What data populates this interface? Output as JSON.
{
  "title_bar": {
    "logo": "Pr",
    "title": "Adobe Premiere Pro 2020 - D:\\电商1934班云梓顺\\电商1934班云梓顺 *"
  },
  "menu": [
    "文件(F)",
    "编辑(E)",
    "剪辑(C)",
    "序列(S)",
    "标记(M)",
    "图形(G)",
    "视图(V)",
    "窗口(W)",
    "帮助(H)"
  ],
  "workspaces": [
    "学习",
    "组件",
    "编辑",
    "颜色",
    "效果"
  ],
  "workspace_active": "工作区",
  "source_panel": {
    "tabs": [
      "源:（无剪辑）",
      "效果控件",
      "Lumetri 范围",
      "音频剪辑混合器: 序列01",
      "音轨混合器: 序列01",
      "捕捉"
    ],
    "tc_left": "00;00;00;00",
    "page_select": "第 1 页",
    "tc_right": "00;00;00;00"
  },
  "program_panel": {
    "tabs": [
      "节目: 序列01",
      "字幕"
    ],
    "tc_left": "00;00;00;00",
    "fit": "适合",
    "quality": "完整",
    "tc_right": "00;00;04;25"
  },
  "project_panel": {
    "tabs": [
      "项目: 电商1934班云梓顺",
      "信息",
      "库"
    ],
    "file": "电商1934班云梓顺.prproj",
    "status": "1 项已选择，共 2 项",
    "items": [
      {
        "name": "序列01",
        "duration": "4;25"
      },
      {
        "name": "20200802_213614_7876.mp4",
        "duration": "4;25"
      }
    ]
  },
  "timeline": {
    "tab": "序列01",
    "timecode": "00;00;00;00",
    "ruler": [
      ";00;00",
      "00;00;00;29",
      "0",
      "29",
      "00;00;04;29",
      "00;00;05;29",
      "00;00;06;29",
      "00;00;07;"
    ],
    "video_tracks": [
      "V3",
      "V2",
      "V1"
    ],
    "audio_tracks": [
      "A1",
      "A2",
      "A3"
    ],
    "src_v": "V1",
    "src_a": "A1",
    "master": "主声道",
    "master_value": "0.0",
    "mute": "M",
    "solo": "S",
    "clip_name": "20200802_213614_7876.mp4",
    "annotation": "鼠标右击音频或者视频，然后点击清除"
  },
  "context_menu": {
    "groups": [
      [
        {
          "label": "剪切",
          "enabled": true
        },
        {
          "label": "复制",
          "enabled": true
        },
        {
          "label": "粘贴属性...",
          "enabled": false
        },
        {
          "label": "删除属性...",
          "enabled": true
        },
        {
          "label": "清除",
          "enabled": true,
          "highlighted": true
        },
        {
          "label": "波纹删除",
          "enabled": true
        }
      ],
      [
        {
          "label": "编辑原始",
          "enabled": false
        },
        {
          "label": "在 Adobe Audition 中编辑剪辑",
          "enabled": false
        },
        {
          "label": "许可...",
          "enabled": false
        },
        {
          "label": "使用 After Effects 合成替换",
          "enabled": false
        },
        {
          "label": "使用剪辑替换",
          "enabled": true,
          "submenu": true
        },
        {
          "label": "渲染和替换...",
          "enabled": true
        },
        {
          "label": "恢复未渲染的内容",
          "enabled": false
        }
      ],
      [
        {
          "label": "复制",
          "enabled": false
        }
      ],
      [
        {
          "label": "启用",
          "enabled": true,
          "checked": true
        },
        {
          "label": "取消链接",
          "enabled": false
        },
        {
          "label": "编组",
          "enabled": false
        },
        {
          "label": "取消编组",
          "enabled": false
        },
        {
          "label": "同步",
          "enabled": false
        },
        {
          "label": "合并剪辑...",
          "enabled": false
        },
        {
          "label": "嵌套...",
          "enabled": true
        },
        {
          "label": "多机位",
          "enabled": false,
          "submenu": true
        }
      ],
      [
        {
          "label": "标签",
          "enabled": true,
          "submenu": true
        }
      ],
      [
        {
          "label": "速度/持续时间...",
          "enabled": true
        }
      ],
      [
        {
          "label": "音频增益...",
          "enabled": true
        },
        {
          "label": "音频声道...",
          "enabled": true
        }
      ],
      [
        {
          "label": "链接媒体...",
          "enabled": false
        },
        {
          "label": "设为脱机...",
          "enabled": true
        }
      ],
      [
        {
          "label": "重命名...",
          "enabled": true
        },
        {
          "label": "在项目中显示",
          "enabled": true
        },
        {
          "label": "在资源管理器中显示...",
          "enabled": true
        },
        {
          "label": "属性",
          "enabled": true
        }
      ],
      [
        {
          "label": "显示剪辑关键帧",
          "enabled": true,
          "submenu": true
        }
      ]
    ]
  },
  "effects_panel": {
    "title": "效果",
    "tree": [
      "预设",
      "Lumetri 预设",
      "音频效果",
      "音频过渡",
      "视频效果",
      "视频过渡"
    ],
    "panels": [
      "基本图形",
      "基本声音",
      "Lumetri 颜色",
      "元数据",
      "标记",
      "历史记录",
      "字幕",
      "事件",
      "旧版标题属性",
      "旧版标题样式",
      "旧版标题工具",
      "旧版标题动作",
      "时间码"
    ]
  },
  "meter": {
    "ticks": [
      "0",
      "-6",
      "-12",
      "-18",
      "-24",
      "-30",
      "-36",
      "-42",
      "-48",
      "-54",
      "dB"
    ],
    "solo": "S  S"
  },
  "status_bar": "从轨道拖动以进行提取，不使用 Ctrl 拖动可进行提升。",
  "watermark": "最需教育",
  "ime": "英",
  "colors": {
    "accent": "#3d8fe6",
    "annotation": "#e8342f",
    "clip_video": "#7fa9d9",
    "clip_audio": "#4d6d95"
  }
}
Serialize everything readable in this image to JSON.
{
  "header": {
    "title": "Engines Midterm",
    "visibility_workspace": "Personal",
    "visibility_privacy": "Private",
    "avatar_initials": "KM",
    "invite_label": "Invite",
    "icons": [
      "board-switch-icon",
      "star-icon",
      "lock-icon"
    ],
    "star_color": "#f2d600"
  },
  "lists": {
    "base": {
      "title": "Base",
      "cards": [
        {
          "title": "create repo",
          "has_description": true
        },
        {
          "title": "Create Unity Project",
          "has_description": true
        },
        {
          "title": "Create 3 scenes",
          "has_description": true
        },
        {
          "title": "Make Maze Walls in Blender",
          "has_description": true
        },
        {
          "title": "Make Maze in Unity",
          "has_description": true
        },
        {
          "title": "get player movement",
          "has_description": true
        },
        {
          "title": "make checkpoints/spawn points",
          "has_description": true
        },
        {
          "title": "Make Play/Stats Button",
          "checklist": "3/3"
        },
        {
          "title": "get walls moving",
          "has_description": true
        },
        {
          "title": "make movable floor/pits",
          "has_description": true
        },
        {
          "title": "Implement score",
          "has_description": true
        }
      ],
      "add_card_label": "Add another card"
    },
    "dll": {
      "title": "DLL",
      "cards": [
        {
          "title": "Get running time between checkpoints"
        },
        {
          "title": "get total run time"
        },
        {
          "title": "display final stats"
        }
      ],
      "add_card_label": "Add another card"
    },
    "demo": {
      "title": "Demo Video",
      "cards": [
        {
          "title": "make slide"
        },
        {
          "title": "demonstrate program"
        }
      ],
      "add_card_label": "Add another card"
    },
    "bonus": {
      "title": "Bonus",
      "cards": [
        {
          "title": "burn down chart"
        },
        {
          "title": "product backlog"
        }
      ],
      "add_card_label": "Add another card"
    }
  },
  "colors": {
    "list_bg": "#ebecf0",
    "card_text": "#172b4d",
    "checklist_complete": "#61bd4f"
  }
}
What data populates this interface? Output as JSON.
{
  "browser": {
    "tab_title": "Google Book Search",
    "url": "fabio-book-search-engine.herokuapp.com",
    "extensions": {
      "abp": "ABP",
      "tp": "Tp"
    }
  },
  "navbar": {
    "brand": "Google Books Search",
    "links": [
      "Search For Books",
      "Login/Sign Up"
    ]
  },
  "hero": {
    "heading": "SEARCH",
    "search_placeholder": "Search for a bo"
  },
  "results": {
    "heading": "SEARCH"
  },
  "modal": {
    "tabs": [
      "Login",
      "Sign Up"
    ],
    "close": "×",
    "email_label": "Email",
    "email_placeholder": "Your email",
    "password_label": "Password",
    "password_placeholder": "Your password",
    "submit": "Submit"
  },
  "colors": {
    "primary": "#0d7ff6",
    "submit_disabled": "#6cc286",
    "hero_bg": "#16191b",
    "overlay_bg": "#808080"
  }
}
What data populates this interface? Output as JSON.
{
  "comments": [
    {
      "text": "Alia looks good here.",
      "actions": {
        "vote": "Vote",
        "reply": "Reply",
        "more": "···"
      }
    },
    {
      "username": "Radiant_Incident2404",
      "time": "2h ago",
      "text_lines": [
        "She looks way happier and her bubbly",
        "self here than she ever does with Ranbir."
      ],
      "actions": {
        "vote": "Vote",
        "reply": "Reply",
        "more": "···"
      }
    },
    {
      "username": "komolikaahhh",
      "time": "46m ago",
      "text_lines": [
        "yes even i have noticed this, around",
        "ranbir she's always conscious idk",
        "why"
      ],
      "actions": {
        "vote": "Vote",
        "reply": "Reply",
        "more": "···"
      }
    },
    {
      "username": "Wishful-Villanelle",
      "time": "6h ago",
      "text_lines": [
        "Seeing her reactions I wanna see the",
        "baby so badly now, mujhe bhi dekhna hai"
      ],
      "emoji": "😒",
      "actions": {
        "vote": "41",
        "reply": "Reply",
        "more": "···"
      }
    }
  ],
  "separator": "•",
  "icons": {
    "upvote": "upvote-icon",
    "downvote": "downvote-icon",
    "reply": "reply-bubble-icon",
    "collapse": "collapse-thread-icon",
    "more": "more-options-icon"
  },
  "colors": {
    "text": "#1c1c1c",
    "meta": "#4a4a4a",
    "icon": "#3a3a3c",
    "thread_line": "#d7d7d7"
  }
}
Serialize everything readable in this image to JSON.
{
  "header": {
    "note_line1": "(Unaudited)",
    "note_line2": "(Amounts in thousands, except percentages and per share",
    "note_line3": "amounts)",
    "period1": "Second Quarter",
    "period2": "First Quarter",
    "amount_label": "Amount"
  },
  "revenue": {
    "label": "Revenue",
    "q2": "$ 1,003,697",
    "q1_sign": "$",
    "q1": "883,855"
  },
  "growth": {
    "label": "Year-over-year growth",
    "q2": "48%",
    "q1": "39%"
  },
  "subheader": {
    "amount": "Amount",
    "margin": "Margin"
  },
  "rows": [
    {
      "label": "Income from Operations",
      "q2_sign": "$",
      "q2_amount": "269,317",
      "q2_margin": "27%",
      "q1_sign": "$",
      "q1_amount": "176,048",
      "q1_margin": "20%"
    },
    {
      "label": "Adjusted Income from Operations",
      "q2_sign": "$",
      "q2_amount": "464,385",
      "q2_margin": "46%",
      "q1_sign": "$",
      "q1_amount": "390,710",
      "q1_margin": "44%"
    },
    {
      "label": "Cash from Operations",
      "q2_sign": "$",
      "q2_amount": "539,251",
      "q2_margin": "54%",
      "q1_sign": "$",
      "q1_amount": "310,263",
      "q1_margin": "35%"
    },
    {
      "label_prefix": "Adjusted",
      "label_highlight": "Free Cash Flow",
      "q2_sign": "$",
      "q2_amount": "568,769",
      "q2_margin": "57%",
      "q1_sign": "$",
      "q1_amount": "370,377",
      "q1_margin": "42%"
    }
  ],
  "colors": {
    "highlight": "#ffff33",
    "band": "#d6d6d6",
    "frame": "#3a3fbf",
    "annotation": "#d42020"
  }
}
+ + +
• _What you should do_
In the records, locate each line holding the string "Your" and copy it.

• _Answer to this exercise_
    "email_placeholder": "Your email",
    "password_placeholder": "Your password",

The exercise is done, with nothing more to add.